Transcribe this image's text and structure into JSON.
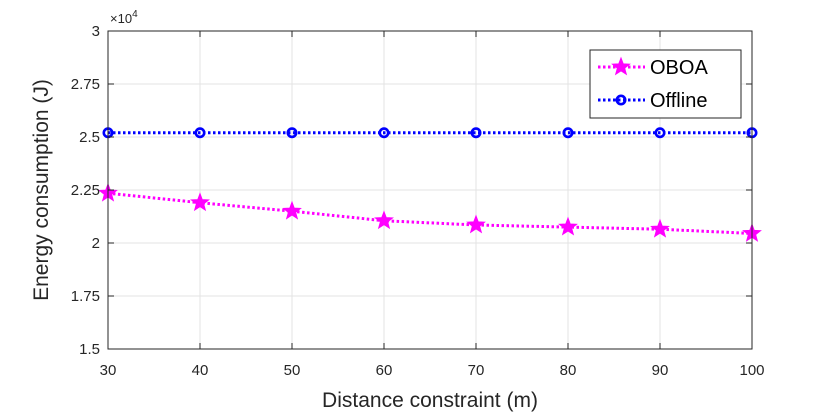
{
  "chart_data": {
    "type": "line",
    "title": "",
    "xlabel": "Distance constraint (m)",
    "ylabel": "Energy consumption (J)",
    "y_exponent_label": "×10",
    "y_exponent_power": "4",
    "x": [
      30,
      40,
      50,
      60,
      70,
      80,
      90,
      100
    ],
    "x_tick_labels": [
      "30",
      "40",
      "50",
      "60",
      "70",
      "80",
      "90",
      "100"
    ],
    "xlim": [
      30,
      100
    ],
    "y_ticks": [
      1.5,
      1.75,
      2,
      2.25,
      2.5,
      2.75,
      3
    ],
    "y_tick_labels": [
      "1.5",
      "1.75",
      "2",
      "2.25",
      "2.5",
      "2.75",
      "3"
    ],
    "ylim": [
      1.5,
      3
    ],
    "grid": true,
    "legend_position": "top-right",
    "series": [
      {
        "name": "OBOA",
        "marker": "star",
        "color": "#ff00ff",
        "values": [
          2.235,
          2.19,
          2.15,
          2.105,
          2.085,
          2.075,
          2.065,
          2.045
        ]
      },
      {
        "name": "Offline",
        "marker": "circle",
        "color": "#0000ff",
        "values": [
          2.52,
          2.52,
          2.52,
          2.52,
          2.52,
          2.52,
          2.52,
          2.52
        ]
      }
    ]
  }
}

Written request.
Pictures are to be left out; the records above must be repeated word for word.

Output for this task.
Transcribe this image's text and structure into JSON.
{
  "chart_data": {
    "type": "line",
    "title": "",
    "xlabel": "Distance constraint (m)",
    "ylabel": "Energy consumption (J)",
    "y_exponent_label": "×10",
    "y_exponent_power": "4",
    "x": [
      30,
      40,
      50,
      60,
      70,
      80,
      90,
      100
    ],
    "x_tick_labels": [
      "30",
      "40",
      "50",
      "60",
      "70",
      "80",
      "90",
      "100"
    ],
    "xlim": [
      30,
      100
    ],
    "y_ticks": [
      1.5,
      1.75,
      2,
      2.25,
      2.5,
      2.75,
      3
    ],
    "y_tick_labels": [
      "1.5",
      "1.75",
      "2",
      "2.25",
      "2.5",
      "2.75",
      "3"
    ],
    "ylim": [
      1.5,
      3
    ],
    "grid": true,
    "legend_position": "top-right",
    "series": [
      {
        "name": "OBOA",
        "marker": "star",
        "color": "#ff00ff",
        "values": [
          2.235,
          2.19,
          2.15,
          2.105,
          2.085,
          2.075,
          2.065,
          2.045
        ]
      },
      {
        "name": "Offline",
        "marker": "circle",
        "color": "#0000ff",
        "values": [
          2.52,
          2.52,
          2.52,
          2.52,
          2.52,
          2.52,
          2.52,
          2.52
        ]
      }
    ]
  }
}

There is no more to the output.